— Start Supplied records —

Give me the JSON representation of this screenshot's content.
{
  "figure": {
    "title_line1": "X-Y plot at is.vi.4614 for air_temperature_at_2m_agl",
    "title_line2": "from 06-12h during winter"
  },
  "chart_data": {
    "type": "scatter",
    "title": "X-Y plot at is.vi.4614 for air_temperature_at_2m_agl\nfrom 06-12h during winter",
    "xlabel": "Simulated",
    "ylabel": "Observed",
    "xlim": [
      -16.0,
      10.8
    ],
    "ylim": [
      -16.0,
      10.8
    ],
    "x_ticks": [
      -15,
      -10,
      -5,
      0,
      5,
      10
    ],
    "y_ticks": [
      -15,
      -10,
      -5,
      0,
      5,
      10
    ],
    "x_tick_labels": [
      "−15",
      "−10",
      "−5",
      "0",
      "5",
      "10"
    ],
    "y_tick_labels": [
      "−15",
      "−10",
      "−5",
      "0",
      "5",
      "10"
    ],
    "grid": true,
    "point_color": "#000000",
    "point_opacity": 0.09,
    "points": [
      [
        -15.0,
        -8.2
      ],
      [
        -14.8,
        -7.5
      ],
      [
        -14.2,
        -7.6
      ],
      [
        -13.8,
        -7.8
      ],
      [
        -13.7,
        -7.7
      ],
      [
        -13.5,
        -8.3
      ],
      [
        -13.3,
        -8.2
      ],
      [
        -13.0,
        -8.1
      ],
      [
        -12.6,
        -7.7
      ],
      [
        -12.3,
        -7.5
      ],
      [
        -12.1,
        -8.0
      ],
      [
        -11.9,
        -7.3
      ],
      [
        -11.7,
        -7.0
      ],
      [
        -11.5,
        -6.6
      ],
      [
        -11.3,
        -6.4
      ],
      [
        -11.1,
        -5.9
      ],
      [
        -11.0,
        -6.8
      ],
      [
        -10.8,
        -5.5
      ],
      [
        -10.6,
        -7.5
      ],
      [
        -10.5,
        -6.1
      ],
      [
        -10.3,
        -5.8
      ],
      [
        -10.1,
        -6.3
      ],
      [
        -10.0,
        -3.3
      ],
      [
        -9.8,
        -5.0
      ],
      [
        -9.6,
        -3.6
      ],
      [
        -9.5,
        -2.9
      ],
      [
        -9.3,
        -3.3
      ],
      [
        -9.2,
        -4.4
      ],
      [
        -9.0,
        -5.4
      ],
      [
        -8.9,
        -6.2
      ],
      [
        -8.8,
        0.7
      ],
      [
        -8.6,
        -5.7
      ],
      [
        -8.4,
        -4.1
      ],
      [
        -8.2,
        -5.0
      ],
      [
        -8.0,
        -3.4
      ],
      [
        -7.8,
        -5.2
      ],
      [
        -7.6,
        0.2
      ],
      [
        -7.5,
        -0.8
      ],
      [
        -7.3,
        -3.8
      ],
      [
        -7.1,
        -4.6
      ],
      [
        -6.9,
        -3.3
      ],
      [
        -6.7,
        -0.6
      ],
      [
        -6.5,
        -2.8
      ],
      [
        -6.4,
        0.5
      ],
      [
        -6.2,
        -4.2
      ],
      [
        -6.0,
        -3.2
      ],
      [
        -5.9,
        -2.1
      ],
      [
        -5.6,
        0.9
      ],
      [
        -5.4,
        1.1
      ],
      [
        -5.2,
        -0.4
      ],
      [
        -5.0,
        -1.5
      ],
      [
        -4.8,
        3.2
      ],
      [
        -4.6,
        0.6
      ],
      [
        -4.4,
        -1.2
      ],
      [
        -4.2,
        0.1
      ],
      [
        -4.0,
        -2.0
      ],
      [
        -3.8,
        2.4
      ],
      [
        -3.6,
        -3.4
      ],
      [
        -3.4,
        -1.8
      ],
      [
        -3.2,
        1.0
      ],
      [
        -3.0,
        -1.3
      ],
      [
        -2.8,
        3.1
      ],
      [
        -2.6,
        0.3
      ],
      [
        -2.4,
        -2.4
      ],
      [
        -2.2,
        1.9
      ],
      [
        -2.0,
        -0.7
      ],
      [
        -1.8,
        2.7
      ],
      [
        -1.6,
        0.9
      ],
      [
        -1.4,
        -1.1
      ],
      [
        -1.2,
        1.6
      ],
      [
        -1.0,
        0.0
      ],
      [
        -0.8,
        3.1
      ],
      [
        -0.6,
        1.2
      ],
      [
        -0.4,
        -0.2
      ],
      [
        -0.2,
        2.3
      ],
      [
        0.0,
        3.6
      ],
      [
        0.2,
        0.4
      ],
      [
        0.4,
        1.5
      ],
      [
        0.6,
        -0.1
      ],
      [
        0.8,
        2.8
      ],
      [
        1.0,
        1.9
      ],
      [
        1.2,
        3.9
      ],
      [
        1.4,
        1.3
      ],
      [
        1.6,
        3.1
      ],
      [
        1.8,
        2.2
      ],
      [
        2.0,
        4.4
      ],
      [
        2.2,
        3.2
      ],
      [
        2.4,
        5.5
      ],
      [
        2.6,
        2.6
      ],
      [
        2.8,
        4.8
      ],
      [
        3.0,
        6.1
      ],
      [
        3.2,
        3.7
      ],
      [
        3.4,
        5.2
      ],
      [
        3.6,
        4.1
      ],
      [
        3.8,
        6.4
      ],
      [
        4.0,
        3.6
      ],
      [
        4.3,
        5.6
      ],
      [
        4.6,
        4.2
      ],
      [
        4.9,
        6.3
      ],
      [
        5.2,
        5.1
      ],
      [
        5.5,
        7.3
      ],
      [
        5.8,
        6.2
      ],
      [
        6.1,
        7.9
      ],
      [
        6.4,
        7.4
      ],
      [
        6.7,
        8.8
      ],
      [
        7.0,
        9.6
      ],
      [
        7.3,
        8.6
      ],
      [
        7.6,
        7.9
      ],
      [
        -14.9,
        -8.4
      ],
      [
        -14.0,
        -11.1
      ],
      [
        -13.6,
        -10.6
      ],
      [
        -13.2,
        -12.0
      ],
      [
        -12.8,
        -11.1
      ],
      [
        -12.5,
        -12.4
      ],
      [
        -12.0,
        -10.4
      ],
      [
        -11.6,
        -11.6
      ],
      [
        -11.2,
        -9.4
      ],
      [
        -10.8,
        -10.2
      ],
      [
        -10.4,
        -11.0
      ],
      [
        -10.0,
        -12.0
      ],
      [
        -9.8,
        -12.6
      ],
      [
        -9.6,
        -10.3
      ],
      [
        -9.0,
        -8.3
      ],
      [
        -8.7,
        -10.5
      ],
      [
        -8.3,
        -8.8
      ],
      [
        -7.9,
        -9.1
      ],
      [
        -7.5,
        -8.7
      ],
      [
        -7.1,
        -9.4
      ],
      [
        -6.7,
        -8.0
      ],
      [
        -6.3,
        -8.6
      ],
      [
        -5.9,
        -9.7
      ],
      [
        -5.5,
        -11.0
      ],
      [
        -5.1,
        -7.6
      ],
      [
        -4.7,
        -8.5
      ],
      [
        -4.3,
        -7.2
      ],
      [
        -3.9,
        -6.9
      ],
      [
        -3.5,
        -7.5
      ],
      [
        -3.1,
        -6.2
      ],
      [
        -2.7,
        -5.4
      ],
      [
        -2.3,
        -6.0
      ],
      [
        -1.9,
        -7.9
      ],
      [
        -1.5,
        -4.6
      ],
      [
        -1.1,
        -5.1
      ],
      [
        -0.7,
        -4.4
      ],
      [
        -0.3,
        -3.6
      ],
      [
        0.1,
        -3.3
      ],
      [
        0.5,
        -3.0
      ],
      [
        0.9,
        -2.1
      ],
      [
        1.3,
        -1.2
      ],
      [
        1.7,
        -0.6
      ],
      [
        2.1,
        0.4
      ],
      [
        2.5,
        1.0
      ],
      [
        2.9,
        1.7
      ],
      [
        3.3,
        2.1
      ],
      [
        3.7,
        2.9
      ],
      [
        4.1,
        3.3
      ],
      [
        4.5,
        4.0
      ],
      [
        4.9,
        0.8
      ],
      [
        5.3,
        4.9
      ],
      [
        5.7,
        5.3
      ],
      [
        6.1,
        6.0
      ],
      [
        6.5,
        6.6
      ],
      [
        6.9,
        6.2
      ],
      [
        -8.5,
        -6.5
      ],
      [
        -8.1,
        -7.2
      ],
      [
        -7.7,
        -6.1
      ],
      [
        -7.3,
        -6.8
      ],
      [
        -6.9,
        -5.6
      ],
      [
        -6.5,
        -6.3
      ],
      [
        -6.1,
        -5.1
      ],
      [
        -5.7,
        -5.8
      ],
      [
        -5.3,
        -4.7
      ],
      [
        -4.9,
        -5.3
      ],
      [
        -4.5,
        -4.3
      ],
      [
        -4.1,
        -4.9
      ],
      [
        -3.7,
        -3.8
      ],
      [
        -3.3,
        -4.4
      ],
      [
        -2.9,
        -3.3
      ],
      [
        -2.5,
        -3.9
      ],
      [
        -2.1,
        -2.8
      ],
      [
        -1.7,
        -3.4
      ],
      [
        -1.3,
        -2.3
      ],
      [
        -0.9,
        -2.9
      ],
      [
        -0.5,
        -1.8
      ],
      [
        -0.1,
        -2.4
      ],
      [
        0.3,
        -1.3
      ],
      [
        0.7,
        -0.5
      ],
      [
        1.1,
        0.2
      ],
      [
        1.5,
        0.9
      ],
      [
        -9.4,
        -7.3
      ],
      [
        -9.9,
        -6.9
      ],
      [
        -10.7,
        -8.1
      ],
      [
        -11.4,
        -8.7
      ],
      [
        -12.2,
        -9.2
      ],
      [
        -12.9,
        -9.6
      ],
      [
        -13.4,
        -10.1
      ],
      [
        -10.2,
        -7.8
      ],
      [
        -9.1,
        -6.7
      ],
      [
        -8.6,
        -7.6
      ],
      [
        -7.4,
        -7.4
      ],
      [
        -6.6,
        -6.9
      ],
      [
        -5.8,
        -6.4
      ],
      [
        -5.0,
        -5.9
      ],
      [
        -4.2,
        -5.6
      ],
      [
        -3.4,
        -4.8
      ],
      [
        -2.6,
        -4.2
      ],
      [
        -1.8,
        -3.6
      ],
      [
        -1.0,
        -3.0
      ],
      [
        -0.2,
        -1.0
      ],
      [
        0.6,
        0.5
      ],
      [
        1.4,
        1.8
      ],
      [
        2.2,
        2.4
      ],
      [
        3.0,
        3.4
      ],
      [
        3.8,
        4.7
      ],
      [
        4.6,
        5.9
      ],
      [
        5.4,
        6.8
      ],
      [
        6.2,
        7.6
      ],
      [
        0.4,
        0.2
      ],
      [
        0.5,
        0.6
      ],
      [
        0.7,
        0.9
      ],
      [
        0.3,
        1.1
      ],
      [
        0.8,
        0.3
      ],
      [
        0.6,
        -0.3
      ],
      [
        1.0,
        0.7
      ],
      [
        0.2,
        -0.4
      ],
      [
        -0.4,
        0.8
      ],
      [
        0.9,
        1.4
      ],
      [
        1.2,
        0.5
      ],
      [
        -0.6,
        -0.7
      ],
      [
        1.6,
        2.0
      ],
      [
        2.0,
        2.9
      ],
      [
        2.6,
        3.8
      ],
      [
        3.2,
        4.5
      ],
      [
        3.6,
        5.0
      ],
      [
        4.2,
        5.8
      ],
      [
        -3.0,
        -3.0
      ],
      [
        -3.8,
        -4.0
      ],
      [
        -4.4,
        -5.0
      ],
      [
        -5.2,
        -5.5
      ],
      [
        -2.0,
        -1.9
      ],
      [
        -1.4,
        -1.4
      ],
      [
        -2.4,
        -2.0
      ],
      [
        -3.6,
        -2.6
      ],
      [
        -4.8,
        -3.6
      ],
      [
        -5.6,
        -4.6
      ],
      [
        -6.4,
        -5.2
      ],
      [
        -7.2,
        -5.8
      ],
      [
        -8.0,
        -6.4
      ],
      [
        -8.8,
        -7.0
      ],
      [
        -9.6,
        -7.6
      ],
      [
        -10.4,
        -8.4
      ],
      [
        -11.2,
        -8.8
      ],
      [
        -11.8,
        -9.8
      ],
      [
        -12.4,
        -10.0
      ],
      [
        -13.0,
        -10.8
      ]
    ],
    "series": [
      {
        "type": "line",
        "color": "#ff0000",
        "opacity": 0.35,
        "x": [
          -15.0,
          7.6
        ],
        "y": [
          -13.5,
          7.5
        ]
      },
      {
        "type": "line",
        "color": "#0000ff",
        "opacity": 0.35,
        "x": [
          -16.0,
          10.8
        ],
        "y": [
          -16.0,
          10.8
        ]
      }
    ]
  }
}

— End Supplied records —

**Stated task**
Find the word "winter" in the material, then list each line that holds it.

**Exercise solution**
    "title_line2": "from 06-12h during winter"
    "title": "X-Y plot at is.vi.4614 for air_temperature_at_2m_agl\nfrom 06-12h during winter",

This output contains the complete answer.